* [Set problem A] In the SL-1 passage below, for how much money was Judy's lawsuit settled out of court?

** Begin Page **

Cole says Joe Brackney fiercely loved Dick Legg's son, but it became obvious to both him and Judy that they didn't have the resources to keep the boy at home. Michael Eugene was eventually institutionalized, and the couple struggled for years to pay the enormous bills. Over the years, military attorneys had contacted Judy several times, encouraging her not to sue over the explosion at SL-1. Confronted, however, with the cost of her son's care, she filed a lawsuit in a federal district court in 1979, claiming negligence led to the death of Dick Legg. She asked for one and half million dollars from Combustion Engineering and the University of Chicago, whose Argonne National Laboratory had designed the reactor. The suit was settled out of court for one million dollars. Michael Eugene's care is ongoing. According to Cole, Michael Eugene, now in his forties, is “not completely functional” and lives in an assisted-care facility in Texas.
Peering through a window into Judy's life might leave some thinking that life handed her an unfair share of grief. But Judy certainly didn't look at it that way, says Michael Cole. As she was getting on in years, Judy told her brother she was grateful that things had turned out as well as they did. Dick's death was tragic, but she was resilient and had found a soul mate in Joe Brackney.
Even toward the end of her life, Judy retained the wacky sense of humor her older brother found so endearing. “She told me once—I'll never forget—‘I have two goals in life: I want to have a handicapped parking sticker and watch TV all day.'
“She eventually did get that sticker when she had to take Joe for dialysis,” Cole says wistfully. “He had a severe problem with his diabetes, and toward the end of his life, dialysis was a constant thing. She'd wait the whole day until they got the thing done and then she'd drive him home. Her health wasn't good at the time, either.”
Joe's body finally gave out in 1998. Judy died a year later. When her life came to an end, she was happy and fulfilled, her brother says. If Judy harbored secrets about SL-1—and her brother doesn't think she did—she took them with her.
Judy kept the story of SL-1 close to her. Four decades later, her second son, Scott, hadn't heard the part of the tale that most people find so alluring: “My parents have been virtually silent on the matter. I have not even heard any of the rumors. Murder-suicide? That's unusual. I don't think I've even heard that one.”
Ironically, Judy's brother too eventually went to work at the Testing Station. Over the years, as people learned who he was, they'd ask—usually indirectly in an attempt to seem polite—about the rumors of a love triangle. Michael Cole's standard response was to point them toward the thousands of pages of government documents about the SL-1 explosion stored in government offices in Idaho Falls. He himself never visited the offices or opened the files: “The story is really interesting. I've thought it was interesting for years. But it was a little too close to home for me to dig into it.”

** End Page **
** Begin Records provided **

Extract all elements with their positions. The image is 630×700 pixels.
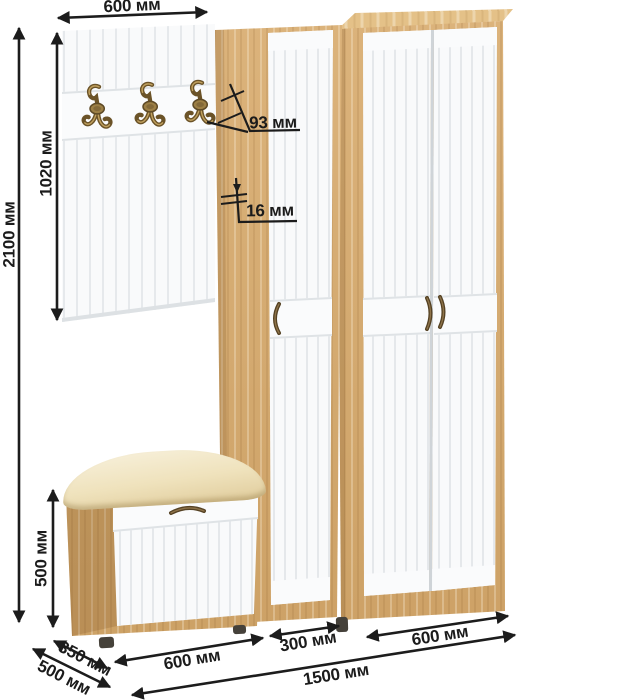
wardrobe-dimension-diagram: 600 мм 1020 мм 2100 мм 93 мм 16 мм 500 м…: [0, 0, 630, 700]
dim-label-top-width: 600 мм: [92, 0, 173, 16]
callout-16-tick: [221, 194, 247, 197]
dim-label-total-height: 2100 мм: [1, 193, 18, 277]
callout-93-leader2: [207, 122, 248, 132]
callout-93-tick: [218, 113, 241, 123]
dim-label-bench-height: 500 мм: [33, 518, 50, 600]
dim-label-panel-height: 1020 мм: [38, 122, 55, 206]
dim-label-panel-thickness: 16 мм: [243, 202, 297, 220]
dim-label-edge-width: 93 мм: [246, 114, 300, 132]
dimension-lines-layer: [0, 0, 630, 700]
callout-16-arrowhead: [233, 184, 241, 193]
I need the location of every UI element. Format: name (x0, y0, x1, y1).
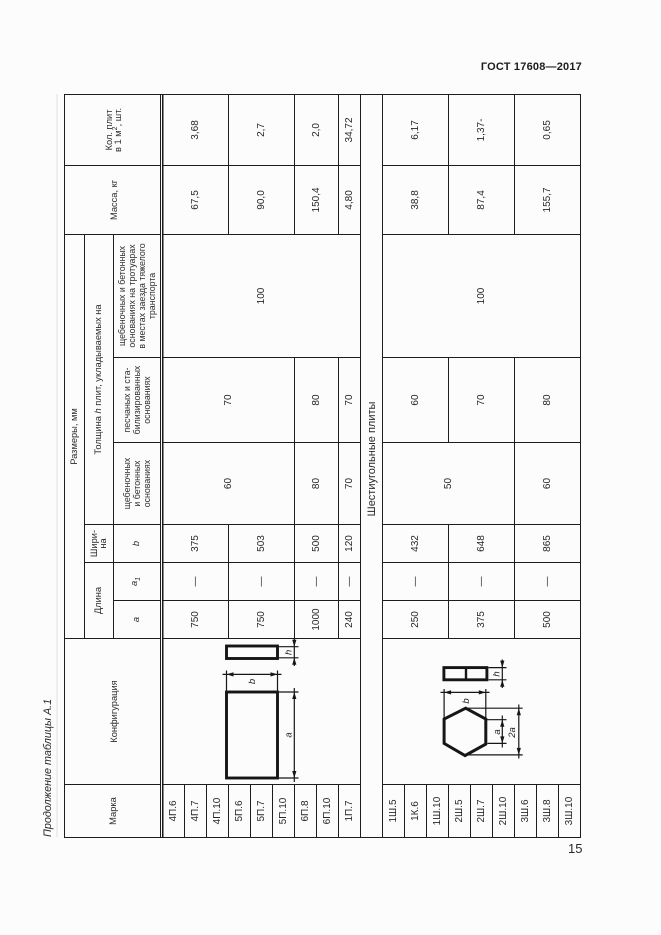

** End Records provided **

* [Set problem B] Recast the part of the listing above that opens with its first line and closes with the line containing "dimension-lines-layer: [0, 0, 630, 700]", both included, as a JSON list of strings with one string per line. Skip blank lines and leave out the pictures.

* [Correct answer A] One million dollars.

* [Correct answer B]
[
  "Extract all elements with their positions. The image is 630×700 pixels.",
  "wardrobe-dimension-diagram: 600 мм 1020 мм 2100 мм 93 мм 16 мм 500 м…: [0, 0, 630, 700]",
  "dim-label-top-width: 600 мм: [92, 0, 173, 16]",
  "callout-16-tick: [221, 194, 247, 197]",
  "dim-label-total-height: 2100 мм: [1, 193, 18, 277]",
  "callout-93-leader2: [207, 122, 248, 132]",
  "callout-93-tick: [218, 113, 241, 123]",
  "dim-label-bench-height: 500 мм: [33, 518, 50, 600]",
  "dim-label-panel-height: 1020 мм: [38, 122, 55, 206]",
  "dim-label-panel-thickness: 16 мм: [243, 202, 297, 220]",
  "dim-label-edge-width: 93 мм: [246, 114, 300, 132]",
  "dimension-lines-layer: [0, 0, 630, 700]"
]